── Texto fornecido ──
A corvina americana é uma espécie invasora, tida como uma ameaça à biodiversidade, mas um estudo realizado por investigadores da Universidade do Algarve concluiu que esta se pode tornar numa nova fonte de rendimento.

Existe potencial para desenvolver uma pesca direcionada para a diminuição da abundância desta espécie invasora” afirma Alexandra Teodósio, investigadora e docente na Universidade do Algarve.

“Se for pescada, o homem, como predador de topo, ajuda a controlar este desequilíbrio no ecossistema, adicionando valor, porque a corvina americana também é um recurso pesqueiro que pode e deve ser mais valorizado”, disse à Lusa, Alexandra Teodósio.

A corvina americana é nativa da América do Norte e foi detetada pela primeira vez em território nacional em 2016 na costa algarvia, no estuário do Guadiana, sendo posteriormente identificada por investigadores no Centro de Ciências do Mar da Universidade do Algarve.

O estudo realizado defende que esta espécie poderá tornar-se numa oportunidade económica, se incentivada a sua comercialização, e que apesar de já ser vendida em alguns mercados no sul de Portugal, ainda se encontra com um baixo preço em lota.

Na opinião de Alexandra Teodósio, a captura e comercialização da corvina americana “pode ser benéfica até na recuperação dos recursos nativos que estão em sobrepesca, tendo sempre em consideração que é uma espécie invasora sobre as quais devem existir medidas de controlo e de gestão”.

Comparando-a à corvina ‘tradicional’, esta é diferente em tamanho e textura e o seu controlo é vital para a subsistência dos recursos marítimos portugueses, dos quais se alimenta.

De acordo com a investigação realizada, os portugueses preferem introduzir esta espécie na sua alimentação por um preço aproximado de 9,5 euros por kg que comprar pescado produzido em regime de aquacultura.

De forma a reduzir esta ameaça, poderá vir a ser implementado um programa de pesca que beneficiaria as comunidades piscatórias afetadas, colmatando assim, as dificuldades que surgem da fixação desta espécie invasora em águas nacionais.
───
| Tarefa pedida |
Diga se cada afirmação concorda com o texto sobre a corvina americana. Responda sim ou não e cite literalmente as palavras do texto que o decidem.
1. A corvina americana foi detetada pela primeira vez em Portugal em 2016.
2. A corvina americana ainda não é vendida em nenhum mercado português.
3. A corvina americana é nativa da América do Sul.
── Registos listados ──
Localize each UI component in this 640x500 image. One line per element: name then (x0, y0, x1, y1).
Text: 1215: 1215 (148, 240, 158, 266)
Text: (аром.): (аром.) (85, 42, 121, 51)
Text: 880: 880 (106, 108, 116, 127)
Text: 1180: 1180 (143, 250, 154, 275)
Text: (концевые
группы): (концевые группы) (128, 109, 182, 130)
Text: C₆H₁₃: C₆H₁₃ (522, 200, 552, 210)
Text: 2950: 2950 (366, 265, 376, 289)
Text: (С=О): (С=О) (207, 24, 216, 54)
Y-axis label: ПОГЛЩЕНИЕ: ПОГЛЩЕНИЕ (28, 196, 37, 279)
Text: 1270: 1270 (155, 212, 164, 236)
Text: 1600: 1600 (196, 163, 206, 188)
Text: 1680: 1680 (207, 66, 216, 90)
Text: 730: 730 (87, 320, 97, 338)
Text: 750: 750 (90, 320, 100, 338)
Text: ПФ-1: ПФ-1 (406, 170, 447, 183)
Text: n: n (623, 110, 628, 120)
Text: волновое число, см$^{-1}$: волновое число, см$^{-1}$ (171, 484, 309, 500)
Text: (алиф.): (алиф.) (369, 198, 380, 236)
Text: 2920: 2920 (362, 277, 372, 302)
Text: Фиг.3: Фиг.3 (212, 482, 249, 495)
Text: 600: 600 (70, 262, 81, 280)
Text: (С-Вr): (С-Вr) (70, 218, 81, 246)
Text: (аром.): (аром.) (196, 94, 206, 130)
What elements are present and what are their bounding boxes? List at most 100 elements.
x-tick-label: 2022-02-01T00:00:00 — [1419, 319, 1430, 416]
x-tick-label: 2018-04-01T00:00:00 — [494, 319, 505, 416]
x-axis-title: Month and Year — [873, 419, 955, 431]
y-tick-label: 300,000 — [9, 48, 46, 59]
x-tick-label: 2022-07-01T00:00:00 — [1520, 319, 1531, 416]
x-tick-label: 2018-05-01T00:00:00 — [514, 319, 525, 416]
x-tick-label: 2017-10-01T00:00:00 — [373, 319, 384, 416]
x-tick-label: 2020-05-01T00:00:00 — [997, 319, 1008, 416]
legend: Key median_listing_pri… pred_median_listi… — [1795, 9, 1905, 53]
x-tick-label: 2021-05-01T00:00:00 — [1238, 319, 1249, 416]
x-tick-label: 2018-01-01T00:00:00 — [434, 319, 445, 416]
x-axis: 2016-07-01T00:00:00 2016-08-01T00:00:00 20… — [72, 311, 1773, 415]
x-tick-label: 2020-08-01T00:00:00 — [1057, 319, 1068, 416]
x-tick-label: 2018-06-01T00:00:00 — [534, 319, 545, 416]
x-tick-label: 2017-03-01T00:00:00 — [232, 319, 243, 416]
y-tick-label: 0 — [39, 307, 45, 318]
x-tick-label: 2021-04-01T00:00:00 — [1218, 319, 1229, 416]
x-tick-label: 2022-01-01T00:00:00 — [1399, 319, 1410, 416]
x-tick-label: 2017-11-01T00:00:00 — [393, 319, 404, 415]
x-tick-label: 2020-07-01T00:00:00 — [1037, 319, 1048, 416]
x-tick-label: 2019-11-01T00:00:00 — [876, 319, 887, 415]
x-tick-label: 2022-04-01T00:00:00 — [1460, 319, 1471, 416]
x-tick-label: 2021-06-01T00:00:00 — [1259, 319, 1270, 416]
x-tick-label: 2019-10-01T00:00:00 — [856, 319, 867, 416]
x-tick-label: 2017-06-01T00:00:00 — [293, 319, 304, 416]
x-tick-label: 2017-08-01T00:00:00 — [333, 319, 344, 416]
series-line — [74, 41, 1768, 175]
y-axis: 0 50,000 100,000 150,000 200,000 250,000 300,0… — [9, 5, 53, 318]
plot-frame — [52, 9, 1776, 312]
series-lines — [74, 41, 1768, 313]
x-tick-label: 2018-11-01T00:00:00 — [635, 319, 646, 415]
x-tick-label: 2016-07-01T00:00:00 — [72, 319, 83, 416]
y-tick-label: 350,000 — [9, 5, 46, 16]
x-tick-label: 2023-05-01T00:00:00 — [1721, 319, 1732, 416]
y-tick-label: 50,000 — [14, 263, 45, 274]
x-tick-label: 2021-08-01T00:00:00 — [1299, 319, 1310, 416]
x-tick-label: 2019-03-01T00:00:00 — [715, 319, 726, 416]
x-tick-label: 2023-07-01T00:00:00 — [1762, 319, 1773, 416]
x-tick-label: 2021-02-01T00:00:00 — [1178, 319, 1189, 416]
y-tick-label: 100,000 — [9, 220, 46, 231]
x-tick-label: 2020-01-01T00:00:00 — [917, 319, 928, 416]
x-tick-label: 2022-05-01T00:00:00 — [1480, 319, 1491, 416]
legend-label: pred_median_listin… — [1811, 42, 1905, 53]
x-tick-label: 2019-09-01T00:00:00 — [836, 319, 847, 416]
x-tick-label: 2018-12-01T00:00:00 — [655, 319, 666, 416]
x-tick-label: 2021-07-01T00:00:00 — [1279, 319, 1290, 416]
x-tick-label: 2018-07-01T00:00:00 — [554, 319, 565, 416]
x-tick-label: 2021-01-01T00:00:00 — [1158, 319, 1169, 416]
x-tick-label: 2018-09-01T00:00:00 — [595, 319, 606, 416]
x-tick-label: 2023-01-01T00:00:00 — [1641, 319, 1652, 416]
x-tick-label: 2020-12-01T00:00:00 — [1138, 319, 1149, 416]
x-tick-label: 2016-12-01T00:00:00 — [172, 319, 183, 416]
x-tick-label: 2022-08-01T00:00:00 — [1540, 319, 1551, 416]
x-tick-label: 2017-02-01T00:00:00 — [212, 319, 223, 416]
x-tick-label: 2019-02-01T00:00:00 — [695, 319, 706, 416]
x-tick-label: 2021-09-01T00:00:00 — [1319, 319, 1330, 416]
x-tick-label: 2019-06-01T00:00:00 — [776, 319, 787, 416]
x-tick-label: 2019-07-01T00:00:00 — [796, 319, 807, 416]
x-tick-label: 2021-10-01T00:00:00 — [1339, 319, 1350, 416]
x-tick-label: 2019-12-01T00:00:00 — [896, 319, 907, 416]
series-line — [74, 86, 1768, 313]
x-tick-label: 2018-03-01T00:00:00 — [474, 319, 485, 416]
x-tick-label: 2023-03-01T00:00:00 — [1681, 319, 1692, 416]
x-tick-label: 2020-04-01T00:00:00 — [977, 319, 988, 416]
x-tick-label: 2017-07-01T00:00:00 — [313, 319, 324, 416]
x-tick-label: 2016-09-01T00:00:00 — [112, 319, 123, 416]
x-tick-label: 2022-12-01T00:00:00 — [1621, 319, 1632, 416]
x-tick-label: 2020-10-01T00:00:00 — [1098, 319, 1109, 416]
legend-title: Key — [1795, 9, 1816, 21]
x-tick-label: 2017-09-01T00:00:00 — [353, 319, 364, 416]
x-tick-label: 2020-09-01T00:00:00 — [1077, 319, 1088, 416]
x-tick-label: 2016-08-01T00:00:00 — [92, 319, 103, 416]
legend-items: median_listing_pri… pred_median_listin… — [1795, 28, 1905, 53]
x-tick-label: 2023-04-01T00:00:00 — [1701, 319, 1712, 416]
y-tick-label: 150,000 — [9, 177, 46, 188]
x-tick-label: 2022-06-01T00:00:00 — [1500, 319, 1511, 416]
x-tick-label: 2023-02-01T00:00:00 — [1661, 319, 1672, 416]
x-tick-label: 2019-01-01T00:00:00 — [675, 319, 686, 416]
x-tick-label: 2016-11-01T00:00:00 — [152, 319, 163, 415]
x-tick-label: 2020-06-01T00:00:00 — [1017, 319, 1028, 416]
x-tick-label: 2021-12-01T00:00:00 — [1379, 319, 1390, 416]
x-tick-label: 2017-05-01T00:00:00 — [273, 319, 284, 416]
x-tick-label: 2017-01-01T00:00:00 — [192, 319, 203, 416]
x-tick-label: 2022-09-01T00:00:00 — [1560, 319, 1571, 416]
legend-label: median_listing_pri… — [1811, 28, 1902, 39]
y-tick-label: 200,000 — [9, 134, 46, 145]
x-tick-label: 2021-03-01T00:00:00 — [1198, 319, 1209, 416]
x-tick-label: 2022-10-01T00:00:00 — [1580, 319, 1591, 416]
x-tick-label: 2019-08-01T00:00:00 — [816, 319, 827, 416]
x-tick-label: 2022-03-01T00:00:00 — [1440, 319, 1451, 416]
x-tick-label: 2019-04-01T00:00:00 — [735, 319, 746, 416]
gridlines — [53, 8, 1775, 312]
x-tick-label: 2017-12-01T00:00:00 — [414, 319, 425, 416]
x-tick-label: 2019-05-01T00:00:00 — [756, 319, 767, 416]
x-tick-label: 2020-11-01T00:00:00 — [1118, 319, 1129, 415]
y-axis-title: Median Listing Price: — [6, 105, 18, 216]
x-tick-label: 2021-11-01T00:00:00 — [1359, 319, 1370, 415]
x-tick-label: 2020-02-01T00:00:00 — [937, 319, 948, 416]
───
| Resolução proposta |
1. Sim: "foi detetada pela primeira vez em território nacional em 2016 na costa algarvia".
2. Não: "apesar de já ser vendida em alguns mercados no sul de Portugal".
3. Não: "A corvina americana é nativa da América do Norte".